(EXERCISE AIM)
Find the lines below that contain the word "переноса" and count them. Only the number should be given.

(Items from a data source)

┌────────

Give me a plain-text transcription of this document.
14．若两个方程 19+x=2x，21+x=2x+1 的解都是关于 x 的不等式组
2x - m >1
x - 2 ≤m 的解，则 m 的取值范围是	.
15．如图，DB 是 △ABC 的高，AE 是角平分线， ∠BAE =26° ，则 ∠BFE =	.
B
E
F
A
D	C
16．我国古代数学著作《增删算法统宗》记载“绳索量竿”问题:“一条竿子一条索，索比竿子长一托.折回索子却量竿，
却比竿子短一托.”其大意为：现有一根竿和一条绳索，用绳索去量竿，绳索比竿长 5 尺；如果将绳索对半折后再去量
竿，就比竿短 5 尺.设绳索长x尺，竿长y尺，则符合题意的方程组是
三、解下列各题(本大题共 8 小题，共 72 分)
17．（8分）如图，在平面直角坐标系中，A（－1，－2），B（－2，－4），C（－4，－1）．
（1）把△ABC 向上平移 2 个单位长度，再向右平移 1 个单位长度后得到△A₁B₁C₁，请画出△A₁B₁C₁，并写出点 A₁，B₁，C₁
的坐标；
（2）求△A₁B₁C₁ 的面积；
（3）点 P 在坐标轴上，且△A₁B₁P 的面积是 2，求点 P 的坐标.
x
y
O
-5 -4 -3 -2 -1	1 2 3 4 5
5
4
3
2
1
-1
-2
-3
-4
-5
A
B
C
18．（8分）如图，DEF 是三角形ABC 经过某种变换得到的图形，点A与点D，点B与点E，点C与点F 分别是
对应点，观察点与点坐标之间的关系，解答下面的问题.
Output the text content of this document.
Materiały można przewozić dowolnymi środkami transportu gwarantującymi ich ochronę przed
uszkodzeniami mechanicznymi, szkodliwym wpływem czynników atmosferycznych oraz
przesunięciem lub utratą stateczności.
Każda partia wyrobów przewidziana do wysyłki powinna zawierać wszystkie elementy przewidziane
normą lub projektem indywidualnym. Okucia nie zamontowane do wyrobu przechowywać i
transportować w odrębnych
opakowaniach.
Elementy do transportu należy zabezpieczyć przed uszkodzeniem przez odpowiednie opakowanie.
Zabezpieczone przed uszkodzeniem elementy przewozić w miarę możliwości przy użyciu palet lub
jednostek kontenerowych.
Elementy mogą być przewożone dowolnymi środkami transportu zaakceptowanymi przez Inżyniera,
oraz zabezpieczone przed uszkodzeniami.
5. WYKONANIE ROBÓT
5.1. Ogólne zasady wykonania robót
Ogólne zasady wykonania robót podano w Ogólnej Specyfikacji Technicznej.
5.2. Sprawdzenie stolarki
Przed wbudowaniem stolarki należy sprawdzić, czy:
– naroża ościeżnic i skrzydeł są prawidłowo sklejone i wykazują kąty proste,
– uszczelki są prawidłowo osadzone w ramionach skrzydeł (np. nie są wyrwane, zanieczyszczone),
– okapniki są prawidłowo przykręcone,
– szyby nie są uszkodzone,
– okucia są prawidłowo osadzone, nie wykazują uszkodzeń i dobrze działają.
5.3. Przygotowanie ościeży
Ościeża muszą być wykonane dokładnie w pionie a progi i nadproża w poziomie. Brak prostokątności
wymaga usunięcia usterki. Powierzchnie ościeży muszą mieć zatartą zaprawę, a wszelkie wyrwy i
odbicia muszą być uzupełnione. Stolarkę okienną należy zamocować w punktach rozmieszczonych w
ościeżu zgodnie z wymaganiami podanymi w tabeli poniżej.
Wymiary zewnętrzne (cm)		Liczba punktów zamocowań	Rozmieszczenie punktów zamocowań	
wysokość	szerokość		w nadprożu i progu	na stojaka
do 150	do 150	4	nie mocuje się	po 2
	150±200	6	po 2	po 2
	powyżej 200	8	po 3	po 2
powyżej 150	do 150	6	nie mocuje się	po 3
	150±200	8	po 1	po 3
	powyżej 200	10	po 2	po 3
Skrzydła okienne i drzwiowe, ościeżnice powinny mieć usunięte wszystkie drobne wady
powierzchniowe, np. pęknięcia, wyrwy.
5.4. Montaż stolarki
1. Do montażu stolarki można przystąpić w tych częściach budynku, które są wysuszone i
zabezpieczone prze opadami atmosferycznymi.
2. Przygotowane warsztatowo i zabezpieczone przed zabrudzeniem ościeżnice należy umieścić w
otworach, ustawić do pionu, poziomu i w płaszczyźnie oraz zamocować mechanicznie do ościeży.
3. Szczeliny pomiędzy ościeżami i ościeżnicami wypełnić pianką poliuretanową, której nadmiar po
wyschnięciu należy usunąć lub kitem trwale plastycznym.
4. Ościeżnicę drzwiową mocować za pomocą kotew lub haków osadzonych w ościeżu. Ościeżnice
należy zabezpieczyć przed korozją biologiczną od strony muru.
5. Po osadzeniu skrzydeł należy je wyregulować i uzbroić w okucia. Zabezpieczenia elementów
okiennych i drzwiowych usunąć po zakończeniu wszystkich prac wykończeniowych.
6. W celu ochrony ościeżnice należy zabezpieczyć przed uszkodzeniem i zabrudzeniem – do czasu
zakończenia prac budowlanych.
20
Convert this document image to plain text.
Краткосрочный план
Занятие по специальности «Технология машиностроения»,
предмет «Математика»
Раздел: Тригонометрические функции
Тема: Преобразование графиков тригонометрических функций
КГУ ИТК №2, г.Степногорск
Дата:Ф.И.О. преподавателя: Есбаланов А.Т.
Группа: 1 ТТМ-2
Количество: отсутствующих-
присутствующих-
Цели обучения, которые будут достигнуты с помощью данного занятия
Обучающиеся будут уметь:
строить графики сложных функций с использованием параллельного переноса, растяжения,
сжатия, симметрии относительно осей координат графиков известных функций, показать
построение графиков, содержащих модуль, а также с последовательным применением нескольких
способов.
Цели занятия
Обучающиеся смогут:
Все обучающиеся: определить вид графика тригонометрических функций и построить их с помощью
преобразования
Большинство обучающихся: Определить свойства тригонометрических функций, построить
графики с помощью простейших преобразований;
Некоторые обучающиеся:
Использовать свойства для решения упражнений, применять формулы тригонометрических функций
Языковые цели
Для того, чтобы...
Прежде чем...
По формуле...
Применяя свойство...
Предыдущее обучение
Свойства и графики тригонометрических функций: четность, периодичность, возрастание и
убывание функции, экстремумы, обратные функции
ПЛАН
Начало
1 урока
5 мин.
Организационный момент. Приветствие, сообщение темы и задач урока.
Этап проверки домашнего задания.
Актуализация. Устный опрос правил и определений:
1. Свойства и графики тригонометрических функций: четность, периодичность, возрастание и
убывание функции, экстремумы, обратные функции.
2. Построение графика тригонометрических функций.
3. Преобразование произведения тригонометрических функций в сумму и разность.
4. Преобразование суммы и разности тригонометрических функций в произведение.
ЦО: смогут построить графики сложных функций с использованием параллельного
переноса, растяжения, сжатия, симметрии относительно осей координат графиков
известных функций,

└────────

(REPLY TO THE TASK)
2